— START Stored records —

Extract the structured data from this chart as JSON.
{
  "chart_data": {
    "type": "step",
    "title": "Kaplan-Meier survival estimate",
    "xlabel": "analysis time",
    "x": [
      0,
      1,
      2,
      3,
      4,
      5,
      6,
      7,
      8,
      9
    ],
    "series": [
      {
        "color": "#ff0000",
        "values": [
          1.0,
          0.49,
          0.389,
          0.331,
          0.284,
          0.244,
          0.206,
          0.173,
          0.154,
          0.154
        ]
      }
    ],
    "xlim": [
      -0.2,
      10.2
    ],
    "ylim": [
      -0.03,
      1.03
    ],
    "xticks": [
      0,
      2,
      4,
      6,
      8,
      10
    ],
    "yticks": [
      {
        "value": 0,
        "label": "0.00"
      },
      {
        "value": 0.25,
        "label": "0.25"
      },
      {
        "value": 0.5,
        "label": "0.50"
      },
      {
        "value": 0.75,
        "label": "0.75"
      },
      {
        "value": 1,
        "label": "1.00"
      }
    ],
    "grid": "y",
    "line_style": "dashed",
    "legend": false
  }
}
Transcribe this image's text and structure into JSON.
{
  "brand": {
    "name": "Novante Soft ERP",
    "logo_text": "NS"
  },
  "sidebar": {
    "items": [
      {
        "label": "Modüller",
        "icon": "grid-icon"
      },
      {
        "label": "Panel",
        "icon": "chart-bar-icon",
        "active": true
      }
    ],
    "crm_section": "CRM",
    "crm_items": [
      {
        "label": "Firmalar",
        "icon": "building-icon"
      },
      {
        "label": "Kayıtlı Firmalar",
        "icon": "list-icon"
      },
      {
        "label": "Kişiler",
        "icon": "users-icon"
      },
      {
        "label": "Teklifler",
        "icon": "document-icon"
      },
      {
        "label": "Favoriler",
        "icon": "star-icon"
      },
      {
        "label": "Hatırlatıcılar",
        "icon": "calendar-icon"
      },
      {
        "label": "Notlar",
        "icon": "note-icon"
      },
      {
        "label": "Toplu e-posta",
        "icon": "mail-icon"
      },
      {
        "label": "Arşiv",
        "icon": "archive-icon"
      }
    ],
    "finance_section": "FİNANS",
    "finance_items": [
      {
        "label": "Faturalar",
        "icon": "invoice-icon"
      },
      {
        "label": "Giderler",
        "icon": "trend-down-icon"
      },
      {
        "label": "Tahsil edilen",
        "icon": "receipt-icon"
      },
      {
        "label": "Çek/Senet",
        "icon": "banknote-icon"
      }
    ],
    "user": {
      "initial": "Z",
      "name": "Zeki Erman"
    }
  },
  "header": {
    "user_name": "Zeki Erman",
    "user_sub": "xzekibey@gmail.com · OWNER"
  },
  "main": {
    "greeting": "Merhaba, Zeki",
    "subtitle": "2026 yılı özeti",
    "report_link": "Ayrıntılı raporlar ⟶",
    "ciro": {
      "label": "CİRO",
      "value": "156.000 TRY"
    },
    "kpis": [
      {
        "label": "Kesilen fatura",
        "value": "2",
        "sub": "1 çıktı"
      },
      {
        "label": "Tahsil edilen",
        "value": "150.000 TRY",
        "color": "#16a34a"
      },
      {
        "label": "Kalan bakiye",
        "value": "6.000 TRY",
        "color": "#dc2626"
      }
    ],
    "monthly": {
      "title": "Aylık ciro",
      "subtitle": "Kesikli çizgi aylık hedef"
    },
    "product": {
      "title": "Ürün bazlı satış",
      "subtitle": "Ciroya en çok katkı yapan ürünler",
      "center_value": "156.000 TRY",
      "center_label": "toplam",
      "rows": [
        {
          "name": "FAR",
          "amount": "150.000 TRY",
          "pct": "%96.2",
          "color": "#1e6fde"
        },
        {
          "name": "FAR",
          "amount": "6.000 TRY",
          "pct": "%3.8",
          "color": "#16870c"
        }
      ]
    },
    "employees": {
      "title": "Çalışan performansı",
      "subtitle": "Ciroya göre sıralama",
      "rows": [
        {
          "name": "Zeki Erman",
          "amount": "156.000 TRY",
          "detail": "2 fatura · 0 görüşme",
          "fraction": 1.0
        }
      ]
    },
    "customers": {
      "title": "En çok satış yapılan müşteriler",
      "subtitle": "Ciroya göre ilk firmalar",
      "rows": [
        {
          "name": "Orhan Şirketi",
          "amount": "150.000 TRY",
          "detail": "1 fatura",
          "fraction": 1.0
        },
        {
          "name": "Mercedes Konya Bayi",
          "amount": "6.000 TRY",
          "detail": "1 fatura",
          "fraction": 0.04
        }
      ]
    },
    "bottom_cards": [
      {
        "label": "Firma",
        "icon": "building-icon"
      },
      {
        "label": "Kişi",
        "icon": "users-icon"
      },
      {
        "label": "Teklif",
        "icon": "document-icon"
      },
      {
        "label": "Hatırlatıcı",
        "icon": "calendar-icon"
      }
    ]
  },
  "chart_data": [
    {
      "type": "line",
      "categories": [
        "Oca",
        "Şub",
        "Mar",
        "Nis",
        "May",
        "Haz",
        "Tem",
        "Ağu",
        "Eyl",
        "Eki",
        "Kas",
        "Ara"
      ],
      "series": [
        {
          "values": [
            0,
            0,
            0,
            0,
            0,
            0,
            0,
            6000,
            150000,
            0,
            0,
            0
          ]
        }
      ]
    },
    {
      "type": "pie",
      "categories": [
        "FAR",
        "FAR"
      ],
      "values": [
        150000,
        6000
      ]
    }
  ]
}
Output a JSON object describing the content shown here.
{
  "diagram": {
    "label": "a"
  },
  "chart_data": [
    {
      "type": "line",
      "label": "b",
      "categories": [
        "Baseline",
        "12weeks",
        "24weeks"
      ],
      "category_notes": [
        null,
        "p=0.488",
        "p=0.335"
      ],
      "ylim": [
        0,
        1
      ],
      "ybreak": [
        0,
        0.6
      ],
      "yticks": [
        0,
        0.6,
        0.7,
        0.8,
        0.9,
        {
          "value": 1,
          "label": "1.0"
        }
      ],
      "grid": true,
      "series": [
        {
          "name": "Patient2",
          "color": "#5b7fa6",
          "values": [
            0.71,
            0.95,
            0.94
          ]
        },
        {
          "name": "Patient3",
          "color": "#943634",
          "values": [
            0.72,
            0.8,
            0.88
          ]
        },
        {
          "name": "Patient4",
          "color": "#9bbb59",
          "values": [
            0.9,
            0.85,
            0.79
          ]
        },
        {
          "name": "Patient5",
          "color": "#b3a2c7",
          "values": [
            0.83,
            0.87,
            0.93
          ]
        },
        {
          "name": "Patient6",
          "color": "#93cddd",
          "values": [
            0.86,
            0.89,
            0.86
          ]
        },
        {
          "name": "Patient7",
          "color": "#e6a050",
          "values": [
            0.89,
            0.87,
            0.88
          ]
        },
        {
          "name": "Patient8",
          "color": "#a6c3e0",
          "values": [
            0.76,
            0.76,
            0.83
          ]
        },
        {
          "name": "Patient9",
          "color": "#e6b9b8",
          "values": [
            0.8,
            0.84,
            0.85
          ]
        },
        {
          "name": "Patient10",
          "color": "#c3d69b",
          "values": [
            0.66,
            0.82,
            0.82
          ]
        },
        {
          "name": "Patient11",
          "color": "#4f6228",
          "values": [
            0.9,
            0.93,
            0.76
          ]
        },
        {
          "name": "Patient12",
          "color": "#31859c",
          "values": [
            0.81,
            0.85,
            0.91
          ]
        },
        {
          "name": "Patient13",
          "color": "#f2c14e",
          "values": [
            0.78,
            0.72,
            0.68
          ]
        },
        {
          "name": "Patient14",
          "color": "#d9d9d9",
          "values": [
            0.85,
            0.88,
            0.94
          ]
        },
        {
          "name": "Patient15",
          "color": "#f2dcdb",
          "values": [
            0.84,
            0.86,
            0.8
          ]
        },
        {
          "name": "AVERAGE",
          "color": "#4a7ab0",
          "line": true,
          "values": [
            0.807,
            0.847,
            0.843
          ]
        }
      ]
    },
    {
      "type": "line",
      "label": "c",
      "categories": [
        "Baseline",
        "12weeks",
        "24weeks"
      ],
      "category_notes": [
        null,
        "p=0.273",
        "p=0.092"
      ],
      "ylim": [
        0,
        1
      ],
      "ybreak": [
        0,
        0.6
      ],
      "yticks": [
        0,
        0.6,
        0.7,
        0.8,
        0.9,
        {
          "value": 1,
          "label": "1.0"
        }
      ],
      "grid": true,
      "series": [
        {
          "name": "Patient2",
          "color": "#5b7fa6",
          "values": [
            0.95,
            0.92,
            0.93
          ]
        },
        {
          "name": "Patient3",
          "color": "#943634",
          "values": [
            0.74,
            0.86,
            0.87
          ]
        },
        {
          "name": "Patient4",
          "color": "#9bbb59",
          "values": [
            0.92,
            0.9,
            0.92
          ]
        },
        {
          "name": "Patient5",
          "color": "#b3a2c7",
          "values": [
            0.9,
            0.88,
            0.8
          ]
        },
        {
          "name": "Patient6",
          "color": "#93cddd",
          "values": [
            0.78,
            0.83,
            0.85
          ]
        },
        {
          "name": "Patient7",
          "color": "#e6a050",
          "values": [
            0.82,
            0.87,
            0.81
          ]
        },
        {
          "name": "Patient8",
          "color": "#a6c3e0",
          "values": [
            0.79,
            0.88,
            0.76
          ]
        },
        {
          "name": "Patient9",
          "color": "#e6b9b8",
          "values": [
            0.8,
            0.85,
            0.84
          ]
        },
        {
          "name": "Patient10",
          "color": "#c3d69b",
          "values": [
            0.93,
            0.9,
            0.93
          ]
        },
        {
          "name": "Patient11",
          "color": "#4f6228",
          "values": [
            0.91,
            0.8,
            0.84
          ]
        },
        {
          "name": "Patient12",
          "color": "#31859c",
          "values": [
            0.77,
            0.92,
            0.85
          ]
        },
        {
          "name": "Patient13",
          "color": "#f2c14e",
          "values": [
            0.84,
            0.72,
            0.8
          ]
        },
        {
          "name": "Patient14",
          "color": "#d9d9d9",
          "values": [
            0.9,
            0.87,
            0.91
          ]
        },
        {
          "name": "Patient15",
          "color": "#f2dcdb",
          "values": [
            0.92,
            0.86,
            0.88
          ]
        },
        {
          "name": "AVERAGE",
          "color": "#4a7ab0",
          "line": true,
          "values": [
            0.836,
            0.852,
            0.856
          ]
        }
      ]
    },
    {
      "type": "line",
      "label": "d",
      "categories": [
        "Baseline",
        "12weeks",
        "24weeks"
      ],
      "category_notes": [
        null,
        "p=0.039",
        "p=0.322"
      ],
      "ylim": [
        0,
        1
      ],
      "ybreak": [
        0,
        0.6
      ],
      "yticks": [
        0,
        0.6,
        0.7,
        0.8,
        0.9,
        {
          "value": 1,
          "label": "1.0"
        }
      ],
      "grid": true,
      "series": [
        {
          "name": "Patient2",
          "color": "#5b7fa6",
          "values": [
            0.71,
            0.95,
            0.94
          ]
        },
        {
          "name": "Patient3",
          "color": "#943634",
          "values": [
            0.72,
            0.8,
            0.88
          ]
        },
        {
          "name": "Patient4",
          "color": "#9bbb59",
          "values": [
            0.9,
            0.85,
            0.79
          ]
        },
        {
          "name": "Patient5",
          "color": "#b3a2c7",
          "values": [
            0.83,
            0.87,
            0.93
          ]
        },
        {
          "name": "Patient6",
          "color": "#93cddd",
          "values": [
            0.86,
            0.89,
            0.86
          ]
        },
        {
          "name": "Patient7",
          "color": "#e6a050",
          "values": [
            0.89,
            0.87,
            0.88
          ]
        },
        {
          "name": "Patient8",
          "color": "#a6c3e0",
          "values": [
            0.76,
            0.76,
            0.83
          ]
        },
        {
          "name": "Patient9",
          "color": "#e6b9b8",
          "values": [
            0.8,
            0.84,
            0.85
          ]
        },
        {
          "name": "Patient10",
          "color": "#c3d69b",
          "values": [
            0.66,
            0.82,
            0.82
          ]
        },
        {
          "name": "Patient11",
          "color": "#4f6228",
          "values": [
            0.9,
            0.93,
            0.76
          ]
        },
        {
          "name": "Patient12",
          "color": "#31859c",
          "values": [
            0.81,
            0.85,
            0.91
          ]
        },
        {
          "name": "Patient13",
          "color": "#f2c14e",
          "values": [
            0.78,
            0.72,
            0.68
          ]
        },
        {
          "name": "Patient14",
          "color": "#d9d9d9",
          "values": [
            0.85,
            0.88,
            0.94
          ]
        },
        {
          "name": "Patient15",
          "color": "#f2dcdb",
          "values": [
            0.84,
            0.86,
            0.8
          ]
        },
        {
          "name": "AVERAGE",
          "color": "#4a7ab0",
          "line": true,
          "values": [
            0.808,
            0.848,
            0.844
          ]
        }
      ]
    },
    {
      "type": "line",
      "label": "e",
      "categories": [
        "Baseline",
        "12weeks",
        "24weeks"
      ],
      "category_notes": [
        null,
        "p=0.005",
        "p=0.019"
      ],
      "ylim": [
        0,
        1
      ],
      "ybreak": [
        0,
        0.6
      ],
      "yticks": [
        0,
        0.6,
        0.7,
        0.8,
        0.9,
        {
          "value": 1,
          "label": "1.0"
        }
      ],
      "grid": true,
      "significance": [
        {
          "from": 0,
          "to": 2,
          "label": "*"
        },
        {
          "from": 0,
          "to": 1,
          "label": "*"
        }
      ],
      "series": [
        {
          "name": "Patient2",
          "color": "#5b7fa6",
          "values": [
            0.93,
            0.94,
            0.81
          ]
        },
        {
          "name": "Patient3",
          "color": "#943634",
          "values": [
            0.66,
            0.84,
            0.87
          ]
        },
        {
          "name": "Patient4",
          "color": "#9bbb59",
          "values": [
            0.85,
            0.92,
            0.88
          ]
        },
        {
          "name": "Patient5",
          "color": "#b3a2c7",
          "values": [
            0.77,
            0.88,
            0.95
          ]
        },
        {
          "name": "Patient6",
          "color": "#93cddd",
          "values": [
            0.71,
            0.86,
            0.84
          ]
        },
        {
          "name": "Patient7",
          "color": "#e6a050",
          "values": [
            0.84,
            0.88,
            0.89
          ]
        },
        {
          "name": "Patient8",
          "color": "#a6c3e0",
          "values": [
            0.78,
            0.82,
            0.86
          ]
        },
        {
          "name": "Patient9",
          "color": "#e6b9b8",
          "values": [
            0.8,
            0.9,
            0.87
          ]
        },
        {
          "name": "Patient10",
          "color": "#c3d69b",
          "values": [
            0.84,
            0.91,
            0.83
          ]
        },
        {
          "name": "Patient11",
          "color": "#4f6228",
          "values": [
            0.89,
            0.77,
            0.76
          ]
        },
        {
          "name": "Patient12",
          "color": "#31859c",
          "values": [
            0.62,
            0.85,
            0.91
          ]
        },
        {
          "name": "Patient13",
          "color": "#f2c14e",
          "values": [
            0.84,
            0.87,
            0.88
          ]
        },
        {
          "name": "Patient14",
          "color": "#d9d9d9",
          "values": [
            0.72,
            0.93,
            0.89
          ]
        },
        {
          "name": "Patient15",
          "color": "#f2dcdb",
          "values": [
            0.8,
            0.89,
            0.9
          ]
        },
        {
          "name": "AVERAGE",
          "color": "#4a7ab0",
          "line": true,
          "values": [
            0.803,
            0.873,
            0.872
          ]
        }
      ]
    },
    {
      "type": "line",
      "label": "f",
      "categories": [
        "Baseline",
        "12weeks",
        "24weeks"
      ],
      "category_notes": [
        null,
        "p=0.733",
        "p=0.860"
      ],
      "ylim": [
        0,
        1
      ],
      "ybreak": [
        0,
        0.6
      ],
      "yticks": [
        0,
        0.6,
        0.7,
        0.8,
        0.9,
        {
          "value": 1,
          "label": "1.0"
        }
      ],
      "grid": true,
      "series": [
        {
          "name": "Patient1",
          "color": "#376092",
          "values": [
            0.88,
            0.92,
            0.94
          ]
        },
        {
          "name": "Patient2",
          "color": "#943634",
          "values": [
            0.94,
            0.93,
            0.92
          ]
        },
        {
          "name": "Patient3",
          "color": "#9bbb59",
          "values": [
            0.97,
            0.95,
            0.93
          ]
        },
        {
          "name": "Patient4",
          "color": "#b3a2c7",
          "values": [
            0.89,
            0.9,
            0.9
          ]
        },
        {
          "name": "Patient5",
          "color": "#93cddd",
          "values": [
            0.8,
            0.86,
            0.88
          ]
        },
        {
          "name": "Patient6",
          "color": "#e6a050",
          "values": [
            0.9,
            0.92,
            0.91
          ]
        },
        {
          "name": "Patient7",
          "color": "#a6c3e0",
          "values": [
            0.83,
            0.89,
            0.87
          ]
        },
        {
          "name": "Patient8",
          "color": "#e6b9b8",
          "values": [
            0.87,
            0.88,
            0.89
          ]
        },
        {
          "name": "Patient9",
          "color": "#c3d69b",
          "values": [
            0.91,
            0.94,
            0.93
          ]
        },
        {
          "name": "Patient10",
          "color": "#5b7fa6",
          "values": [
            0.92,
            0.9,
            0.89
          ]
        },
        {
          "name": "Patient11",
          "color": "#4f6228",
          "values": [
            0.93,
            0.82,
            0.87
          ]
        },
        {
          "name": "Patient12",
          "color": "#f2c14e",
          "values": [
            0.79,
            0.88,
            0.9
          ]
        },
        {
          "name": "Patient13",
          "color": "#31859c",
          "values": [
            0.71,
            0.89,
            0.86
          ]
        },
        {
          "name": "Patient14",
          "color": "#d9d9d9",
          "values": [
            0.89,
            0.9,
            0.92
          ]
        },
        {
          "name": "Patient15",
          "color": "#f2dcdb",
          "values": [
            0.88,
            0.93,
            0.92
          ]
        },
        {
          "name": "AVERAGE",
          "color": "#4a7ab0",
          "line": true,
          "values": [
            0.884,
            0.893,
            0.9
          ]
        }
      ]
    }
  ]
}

— END Stored records —

• Task to carry out:
Copy out each line in the listing that has the word "Ciroya".

• Final result:
      "subtitle": "Ciroya en çok katkı yapan ürünler",
      "subtitle": "Ciroya göre sıralama",
      "subtitle": "Ciroya göre ilk firmalar",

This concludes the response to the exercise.